[Dataset items]
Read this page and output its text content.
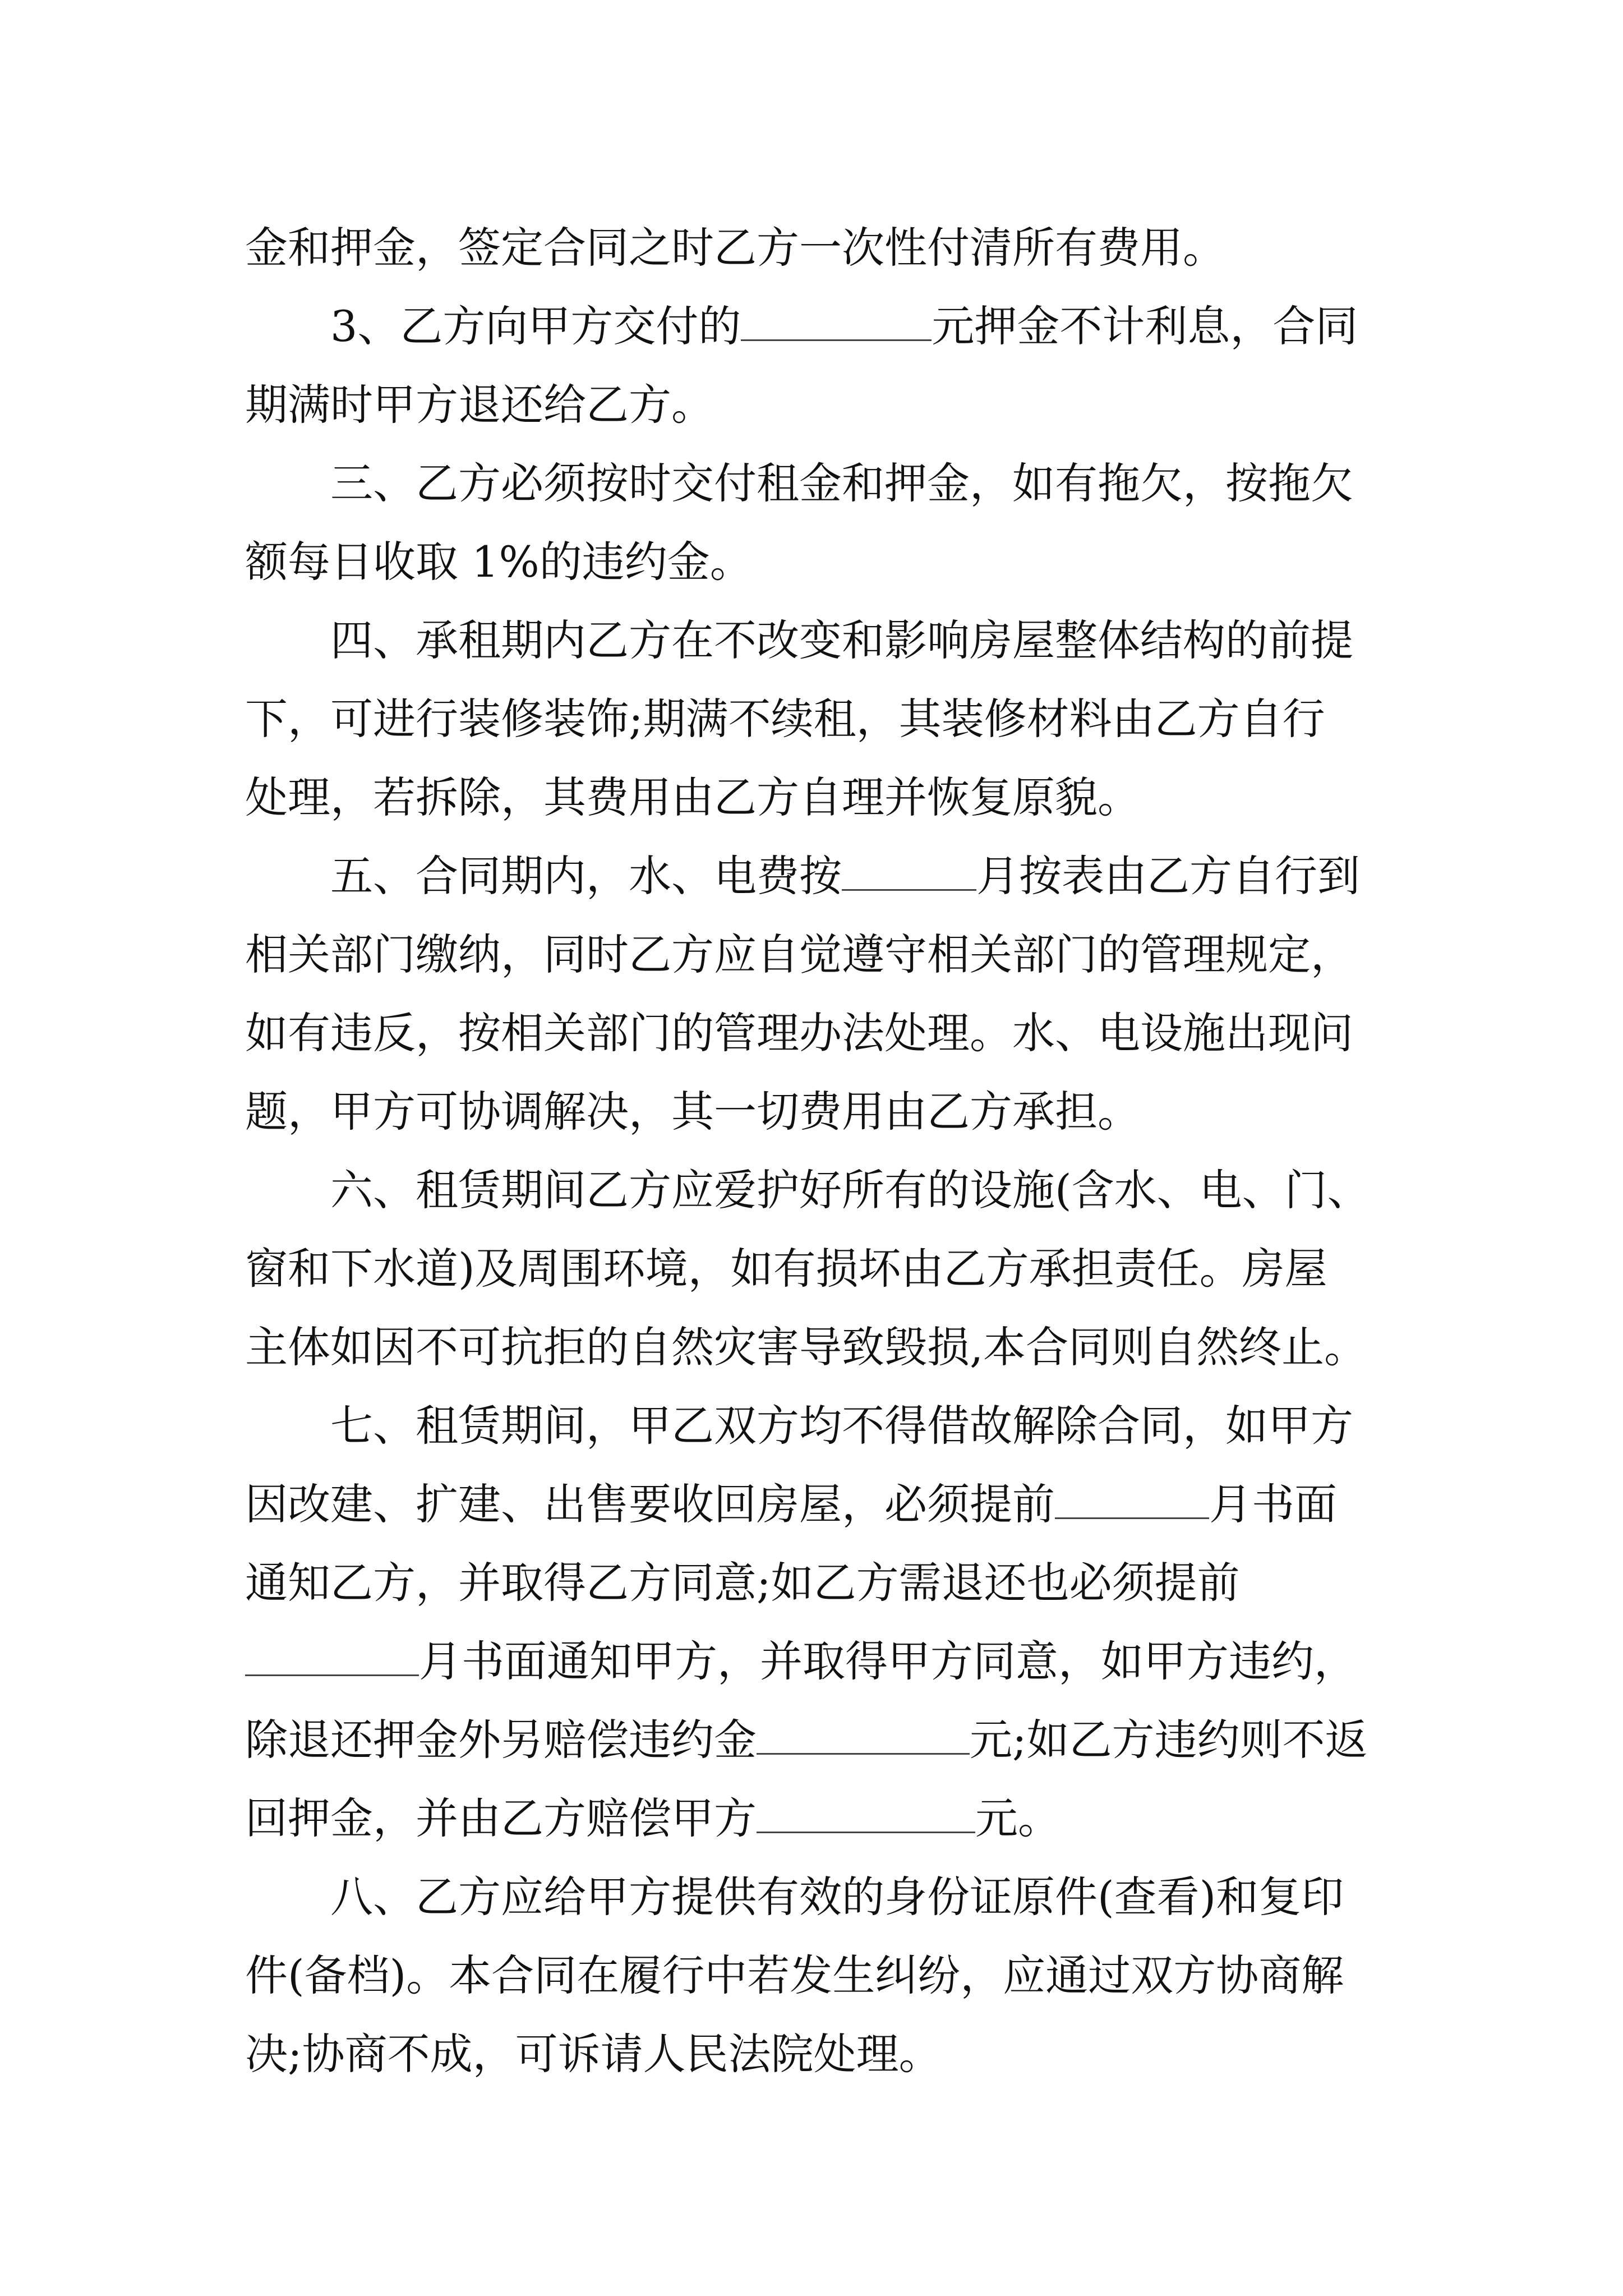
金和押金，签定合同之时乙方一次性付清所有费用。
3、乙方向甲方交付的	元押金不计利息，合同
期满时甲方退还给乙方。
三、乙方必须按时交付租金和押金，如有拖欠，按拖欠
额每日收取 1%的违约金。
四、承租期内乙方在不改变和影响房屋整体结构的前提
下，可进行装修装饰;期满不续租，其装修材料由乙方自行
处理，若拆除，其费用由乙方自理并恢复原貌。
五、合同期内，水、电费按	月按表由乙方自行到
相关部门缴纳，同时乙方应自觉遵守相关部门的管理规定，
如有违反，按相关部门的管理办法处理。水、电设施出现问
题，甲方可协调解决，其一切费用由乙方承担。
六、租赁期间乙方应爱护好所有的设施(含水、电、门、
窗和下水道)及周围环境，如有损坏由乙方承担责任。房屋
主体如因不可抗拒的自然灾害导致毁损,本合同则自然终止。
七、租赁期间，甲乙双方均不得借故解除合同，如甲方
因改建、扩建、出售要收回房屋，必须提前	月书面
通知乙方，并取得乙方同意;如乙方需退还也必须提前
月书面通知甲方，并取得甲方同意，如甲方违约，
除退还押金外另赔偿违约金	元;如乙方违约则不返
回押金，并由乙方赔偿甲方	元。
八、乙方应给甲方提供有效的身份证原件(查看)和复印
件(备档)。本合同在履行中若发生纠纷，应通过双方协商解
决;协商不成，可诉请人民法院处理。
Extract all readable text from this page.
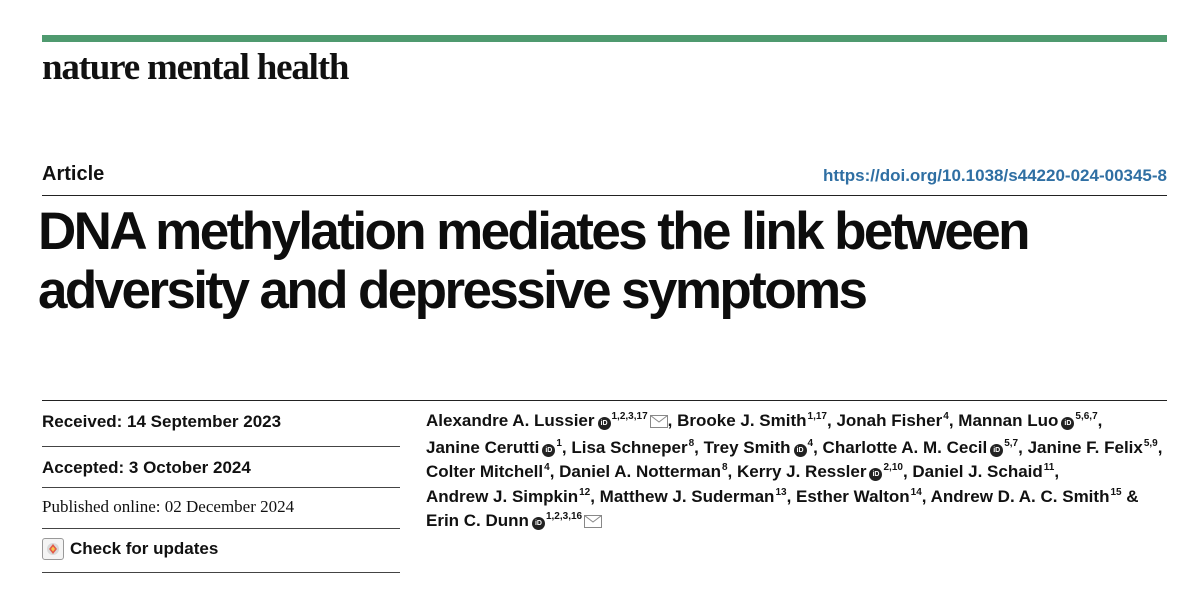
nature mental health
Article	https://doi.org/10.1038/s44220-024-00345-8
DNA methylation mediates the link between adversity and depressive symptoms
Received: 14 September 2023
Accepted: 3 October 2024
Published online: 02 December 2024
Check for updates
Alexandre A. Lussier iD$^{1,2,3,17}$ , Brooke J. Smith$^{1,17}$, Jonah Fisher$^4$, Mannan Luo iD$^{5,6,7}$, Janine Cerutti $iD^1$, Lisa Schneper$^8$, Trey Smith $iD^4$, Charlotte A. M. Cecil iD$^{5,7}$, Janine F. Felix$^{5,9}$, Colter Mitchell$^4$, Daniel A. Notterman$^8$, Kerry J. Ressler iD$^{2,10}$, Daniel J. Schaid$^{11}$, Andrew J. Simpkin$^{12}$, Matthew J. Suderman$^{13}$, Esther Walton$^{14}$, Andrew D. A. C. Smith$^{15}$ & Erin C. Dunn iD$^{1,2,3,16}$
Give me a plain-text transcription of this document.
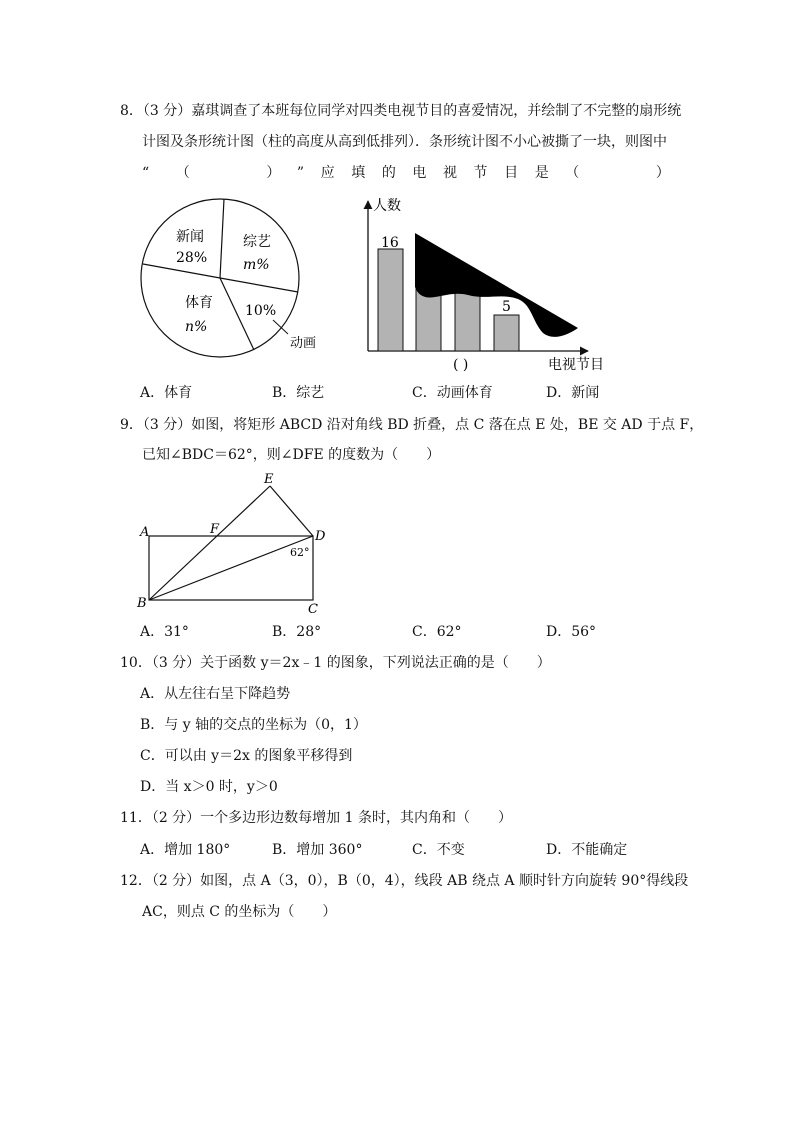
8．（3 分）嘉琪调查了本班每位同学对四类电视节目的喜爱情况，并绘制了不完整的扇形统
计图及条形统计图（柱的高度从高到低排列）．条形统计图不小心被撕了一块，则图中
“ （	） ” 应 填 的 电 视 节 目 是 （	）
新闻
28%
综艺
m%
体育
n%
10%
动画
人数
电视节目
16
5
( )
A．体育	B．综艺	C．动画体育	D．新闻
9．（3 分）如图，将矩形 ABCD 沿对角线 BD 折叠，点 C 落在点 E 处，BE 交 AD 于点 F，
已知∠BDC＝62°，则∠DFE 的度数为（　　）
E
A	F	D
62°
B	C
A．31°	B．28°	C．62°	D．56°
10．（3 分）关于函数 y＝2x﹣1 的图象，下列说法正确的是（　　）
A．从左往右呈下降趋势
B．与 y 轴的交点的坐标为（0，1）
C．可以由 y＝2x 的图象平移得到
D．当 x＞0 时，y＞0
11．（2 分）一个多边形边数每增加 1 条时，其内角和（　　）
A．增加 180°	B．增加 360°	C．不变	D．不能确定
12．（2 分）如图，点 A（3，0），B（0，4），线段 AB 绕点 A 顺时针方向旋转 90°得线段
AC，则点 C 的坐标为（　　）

# YOUR OBJECTIVE:
Reproduce the material above in full and without alteration, but skip all pictures.

# TASK RESPONSE:
Read this page and output its text content.
金和押金，签定合同之时乙方一次性付清所有费用。
3、乙方向甲方交付的	元押金不计利息，合同
期满时甲方退还给乙方。
三、乙方必须按时交付租金和押金，如有拖欠，按拖欠
额每日收取 1%的违约金。
四、承租期内乙方在不改变和影响房屋整体结构的前提
下，可进行装修装饰;期满不续租，其装修材料由乙方自行
处理，若拆除，其费用由乙方自理并恢复原貌。
五、合同期内，水、电费按	月按表由乙方自行到
相关部门缴纳，同时乙方应自觉遵守相关部门的管理规定，
如有违反，按相关部门的管理办法处理。水、电设施出现问
题，甲方可协调解决，其一切费用由乙方承担。
六、租赁期间乙方应爱护好所有的设施(含水、电、门、
窗和下水道)及周围环境，如有损坏由乙方承担责任。房屋
主体如因不可抗拒的自然灾害导致毁损,本合同则自然终止。
七、租赁期间，甲乙双方均不得借故解除合同，如甲方
因改建、扩建、出售要收回房屋，必须提前	月书面
通知乙方，并取得乙方同意;如乙方需退还也必须提前
月书面通知甲方，并取得甲方同意，如甲方违约，
除退还押金外另赔偿违约金	元;如乙方违约则不返
回押金，并由乙方赔偿甲方	元。
八、乙方应给甲方提供有效的身份证原件(查看)和复印
件(备档)。本合同在履行中若发生纠纷，应通过双方协商解
决;协商不成，可诉请人民法院处理。
Extract all readable text from this page.
nature mental health
Article	https://doi.org/10.1038/s44220-024-00345-8
DNA methylation mediates the link between adversity and depressive symptoms
Received: 14 September 2023
Accepted: 3 October 2024
Published online: 02 December 2024
Check for updates
Alexandre A. Lussier iD$^{1,2,3,17}$ , Brooke J. Smith$^{1,17}$, Jonah Fisher$^4$, Mannan Luo iD$^{5,6,7}$, Janine Cerutti $iD^1$, Lisa Schneper$^8$, Trey Smith $iD^4$, Charlotte A. M. Cecil iD$^{5,7}$, Janine F. Felix$^{5,9}$, Colter Mitchell$^4$, Daniel A. Notterman$^8$, Kerry J. Ressler iD$^{2,10}$, Daniel J. Schaid$^{11}$, Andrew J. Simpkin$^{12}$, Matthew J. Suderman$^{13}$, Esther Walton$^{14}$, Andrew D. A. C. Smith$^{15}$ & Erin C. Dunn iD$^{1,2,3,16}$
Give me a plain-text transcription of this document.
8．（3 分）嘉琪调查了本班每位同学对四类电视节目的喜爱情况，并绘制了不完整的扇形统
计图及条形统计图（柱的高度从高到低排列）．条形统计图不小心被撕了一块，则图中
“ （	） ” 应 填 的 电 视 节 目 是 （	）
新闻
28%
综艺
m%
体育
n%
10%
动画
人数
电视节目
16
5
( )
A．体育	B．综艺	C．动画体育	D．新闻
9．（3 分）如图，将矩形 ABCD 沿对角线 BD 折叠，点 C 落在点 E 处，BE 交 AD 于点 F，
已知∠BDC＝62°，则∠DFE 的度数为（　　）
E
A	F	D
62°
B	C
A．31°	B．28°	C．62°	D．56°
10．（3 分）关于函数 y＝2x﹣1 的图象，下列说法正确的是（　　）
A．从左往右呈下降趋势
B．与 y 轴的交点的坐标为（0，1）
C．可以由 y＝2x 的图象平移得到
D．当 x＞0 时，y＞0
11．（2 分）一个多边形边数每增加 1 条时，其内角和（　　）
A．增加 180°	B．增加 360°	C．不变	D．不能确定
12．（2 分）如图，点 A（3，0），B（0，4），线段 AB 绕点 A 顺时针方向旋转 90°得线段
AC，则点 C 的坐标为（　　）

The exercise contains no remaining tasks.